- **What you will do**
Go through the entries below and retype them exactly, omitting each picture.

(Entries taken from a collection)
________
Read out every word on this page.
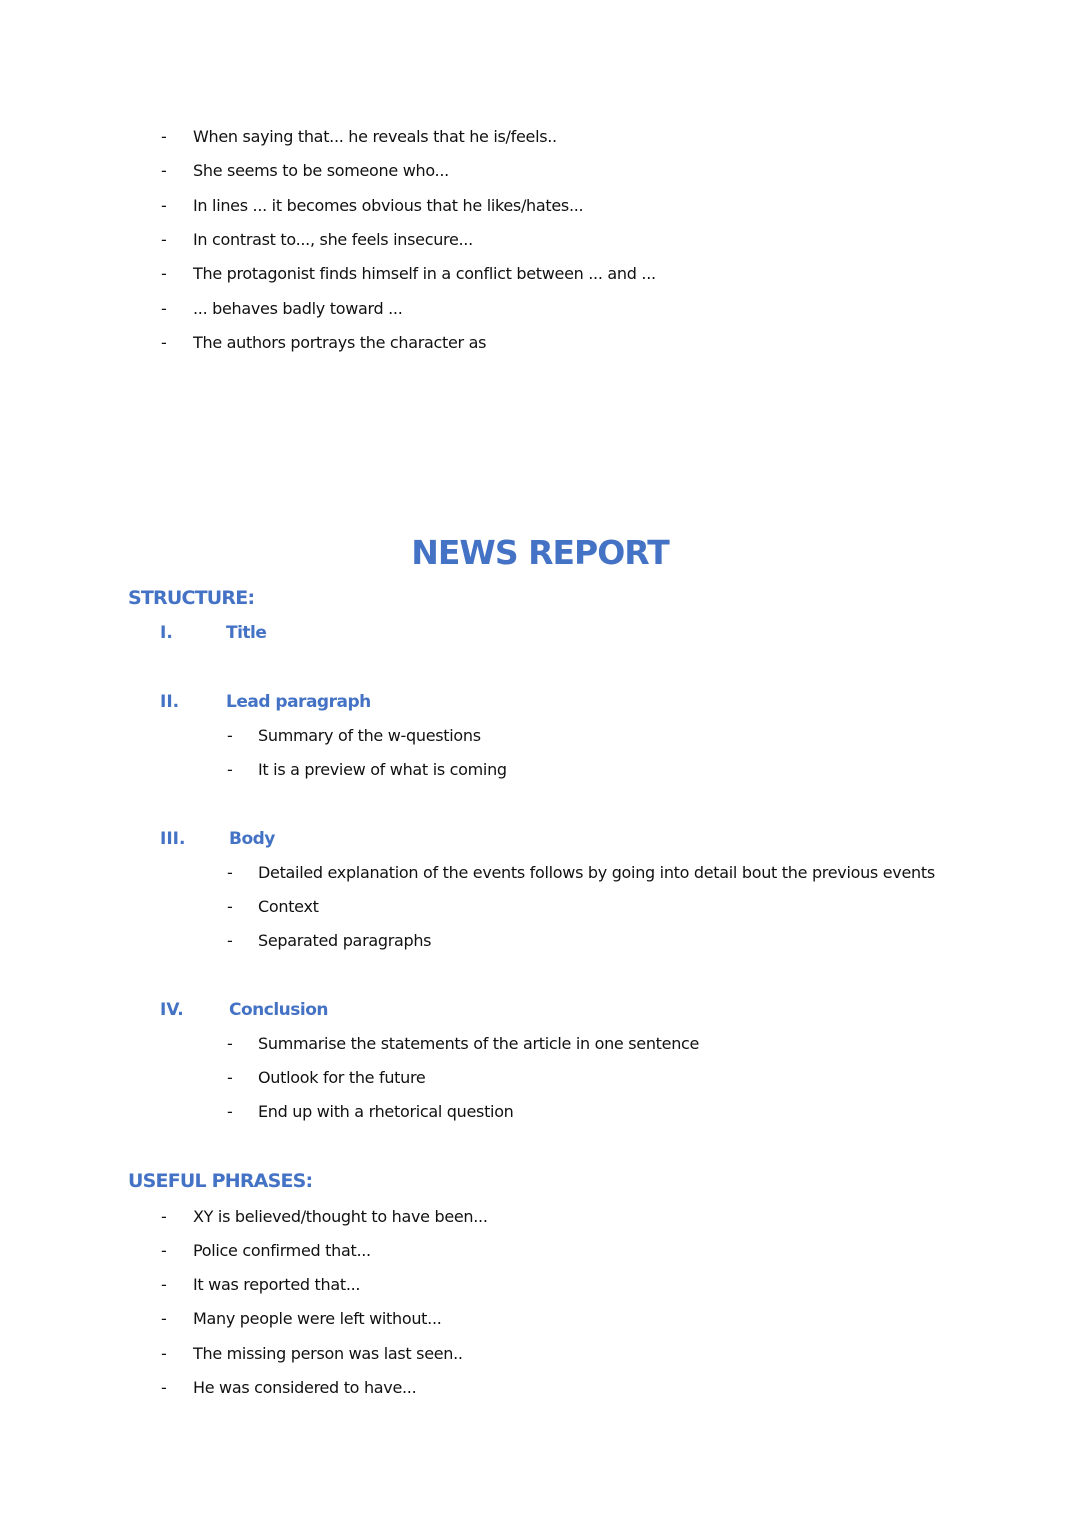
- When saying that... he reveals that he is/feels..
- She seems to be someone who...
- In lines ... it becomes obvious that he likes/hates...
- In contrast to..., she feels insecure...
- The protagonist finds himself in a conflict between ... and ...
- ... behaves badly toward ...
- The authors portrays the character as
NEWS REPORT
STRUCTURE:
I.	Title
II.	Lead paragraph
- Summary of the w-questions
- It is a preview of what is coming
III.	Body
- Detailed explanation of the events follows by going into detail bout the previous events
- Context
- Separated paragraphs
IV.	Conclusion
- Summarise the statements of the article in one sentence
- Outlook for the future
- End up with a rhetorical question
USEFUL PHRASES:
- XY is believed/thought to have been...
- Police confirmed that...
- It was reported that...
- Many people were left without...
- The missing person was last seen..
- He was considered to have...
________
- **Task result**
Read out every word on this page.
- When saying that... he reveals that he is/feels..
- She seems to be someone who...
- In lines ... it becomes obvious that he likes/hates...
- In contrast to..., she feels insecure...
- The protagonist finds himself in a conflict between ... and ...
- ... behaves badly toward ...
- The authors portrays the character as
NEWS REPORT
STRUCTURE:
I.	Title
II.	Lead paragraph
- Summary of the w-questions
- It is a preview of what is coming
III.	Body
- Detailed explanation of the events follows by going into detail bout the previous events
- Context
- Separated paragraphs
IV.	Conclusion
- Summarise the statements of the article in one sentence
- Outlook for the future
- End up with a rhetorical question
USEFUL PHRASES:
- XY is believed/thought to have been...
- Police confirmed that...
- It was reported that...
- Many people were left without...
- The missing person was last seen..
- He was considered to have...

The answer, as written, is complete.